↓↓↓

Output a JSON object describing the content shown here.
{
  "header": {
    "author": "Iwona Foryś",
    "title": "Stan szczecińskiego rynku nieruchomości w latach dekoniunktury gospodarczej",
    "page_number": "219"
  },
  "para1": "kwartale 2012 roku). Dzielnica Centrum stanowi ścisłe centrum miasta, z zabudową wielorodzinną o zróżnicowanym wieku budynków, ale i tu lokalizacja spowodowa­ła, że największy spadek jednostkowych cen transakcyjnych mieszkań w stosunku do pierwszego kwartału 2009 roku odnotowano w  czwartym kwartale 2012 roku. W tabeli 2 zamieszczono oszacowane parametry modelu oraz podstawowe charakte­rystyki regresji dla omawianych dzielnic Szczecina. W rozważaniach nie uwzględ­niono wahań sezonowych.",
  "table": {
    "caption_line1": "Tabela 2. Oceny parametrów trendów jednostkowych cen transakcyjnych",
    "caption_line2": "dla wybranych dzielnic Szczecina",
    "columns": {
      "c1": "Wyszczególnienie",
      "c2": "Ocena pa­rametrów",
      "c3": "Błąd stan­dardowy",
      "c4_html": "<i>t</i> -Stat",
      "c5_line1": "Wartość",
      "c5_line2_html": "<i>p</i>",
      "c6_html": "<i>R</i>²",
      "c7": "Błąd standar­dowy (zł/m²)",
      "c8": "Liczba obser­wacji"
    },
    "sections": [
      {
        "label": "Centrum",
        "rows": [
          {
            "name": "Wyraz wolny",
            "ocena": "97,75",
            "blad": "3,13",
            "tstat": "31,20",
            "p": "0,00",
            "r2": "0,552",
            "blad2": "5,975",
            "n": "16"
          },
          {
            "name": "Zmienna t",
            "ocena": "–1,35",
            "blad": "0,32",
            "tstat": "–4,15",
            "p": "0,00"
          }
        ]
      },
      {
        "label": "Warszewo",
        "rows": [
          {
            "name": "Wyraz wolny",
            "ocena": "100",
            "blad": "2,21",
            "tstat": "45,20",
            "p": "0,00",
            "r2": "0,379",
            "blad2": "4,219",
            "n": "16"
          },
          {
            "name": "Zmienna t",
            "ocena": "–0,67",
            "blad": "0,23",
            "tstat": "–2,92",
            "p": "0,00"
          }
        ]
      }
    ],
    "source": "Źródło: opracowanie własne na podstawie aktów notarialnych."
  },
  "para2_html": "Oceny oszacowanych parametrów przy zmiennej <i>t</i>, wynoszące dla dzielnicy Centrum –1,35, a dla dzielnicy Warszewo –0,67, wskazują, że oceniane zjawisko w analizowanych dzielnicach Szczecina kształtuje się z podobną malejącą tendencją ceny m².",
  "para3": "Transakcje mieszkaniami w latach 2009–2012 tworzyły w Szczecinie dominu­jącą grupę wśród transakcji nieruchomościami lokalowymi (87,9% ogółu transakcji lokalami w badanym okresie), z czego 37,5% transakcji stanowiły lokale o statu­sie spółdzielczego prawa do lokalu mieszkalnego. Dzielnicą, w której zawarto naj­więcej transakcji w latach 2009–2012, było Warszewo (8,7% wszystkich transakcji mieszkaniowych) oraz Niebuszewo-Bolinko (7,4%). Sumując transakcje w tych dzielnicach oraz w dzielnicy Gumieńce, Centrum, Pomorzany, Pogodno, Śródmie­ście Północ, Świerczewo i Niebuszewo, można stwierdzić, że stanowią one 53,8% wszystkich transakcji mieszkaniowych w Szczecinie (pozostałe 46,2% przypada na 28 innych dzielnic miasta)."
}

↑↑↑

All of the material above needs to be copied exactly.

Output a JSON object describing the content shown here.
{
  "header": {
    "author": "Iwona Foryś",
    "title": "Stan szczecińskiego rynku nieruchomości w latach dekoniunktury gospodarczej",
    "page_number": "219"
  },
  "para1": "kwartale 2012 roku). Dzielnica Centrum stanowi ścisłe centrum miasta, z zabudową wielorodzinną o zróżnicowanym wieku budynków, ale i tu lokalizacja spowodowa­ła, że największy spadek jednostkowych cen transakcyjnych mieszkań w stosunku do pierwszego kwartału 2009 roku odnotowano w  czwartym kwartale 2012 roku. W tabeli 2 zamieszczono oszacowane parametry modelu oraz podstawowe charakte­rystyki regresji dla omawianych dzielnic Szczecina. W rozważaniach nie uwzględ­niono wahań sezonowych.",
  "table": {
    "caption_line1": "Tabela 2. Oceny parametrów trendów jednostkowych cen transakcyjnych",
    "caption_line2": "dla wybranych dzielnic Szczecina",
    "columns": {
      "c1": "Wyszczególnienie",
      "c2": "Ocena pa­rametrów",
      "c3": "Błąd stan­dardowy",
      "c4_html": "<i>t</i> -Stat",
      "c5_line1": "Wartość",
      "c5_line2_html": "<i>p</i>",
      "c6_html": "<i>R</i>²",
      "c7": "Błąd standar­dowy (zł/m²)",
      "c8": "Liczba obser­wacji"
    },
    "sections": [
      {
        "label": "Centrum",
        "rows": [
          {
            "name": "Wyraz wolny",
            "ocena": "97,75",
            "blad": "3,13",
            "tstat": "31,20",
            "p": "0,00",
            "r2": "0,552",
            "blad2": "5,975",
            "n": "16"
          },
          {
            "name": "Zmienna t",
            "ocena": "–1,35",
            "blad": "0,32",
            "tstat": "–4,15",
            "p": "0,00"
          }
        ]
      },
      {
        "label": "Warszewo",
        "rows": [
          {
            "name": "Wyraz wolny",
            "ocena": "100",
            "blad": "2,21",
            "tstat": "45,20",
            "p": "0,00",
            "r2": "0,379",
            "blad2": "4,219",
            "n": "16"
          },
          {
            "name": "Zmienna t",
            "ocena": "–0,67",
            "blad": "0,23",
            "tstat": "–2,92",
            "p": "0,00"
          }
        ]
      }
    ],
    "source": "Źródło: opracowanie własne na podstawie aktów notarialnych."
  },
  "para2_html": "Oceny oszacowanych parametrów przy zmiennej <i>t</i>, wynoszące dla dzielnicy Centrum –1,35, a dla dzielnicy Warszewo –0,67, wskazują, że oceniane zjawisko w analizowanych dzielnicach Szczecina kształtuje się z podobną malejącą tendencją ceny m².",
  "para3": "Transakcje mieszkaniami w latach 2009–2012 tworzyły w Szczecinie dominu­jącą grupę wśród transakcji nieruchomościami lokalowymi (87,9% ogółu transakcji lokalami w badanym okresie), z czego 37,5% transakcji stanowiły lokale o statu­sie spółdzielczego prawa do lokalu mieszkalnego. Dzielnicą, w której zawarto naj­więcej transakcji w latach 2009–2012, było Warszewo (8,7% wszystkich transakcji mieszkaniowych) oraz Niebuszewo-Bolinko (7,4%). Sumując transakcje w tych dzielnicach oraz w dzielnicy Gumieńce, Centrum, Pomorzany, Pogodno, Śródmie­ście Północ, Świerczewo i Niebuszewo, można stwierdzić, że stanowią one 53,8% wszystkich transakcji mieszkaniowych w Szczecinie (pozostałe 46,2% przypada na 28 innych dzielnic miasta)."
}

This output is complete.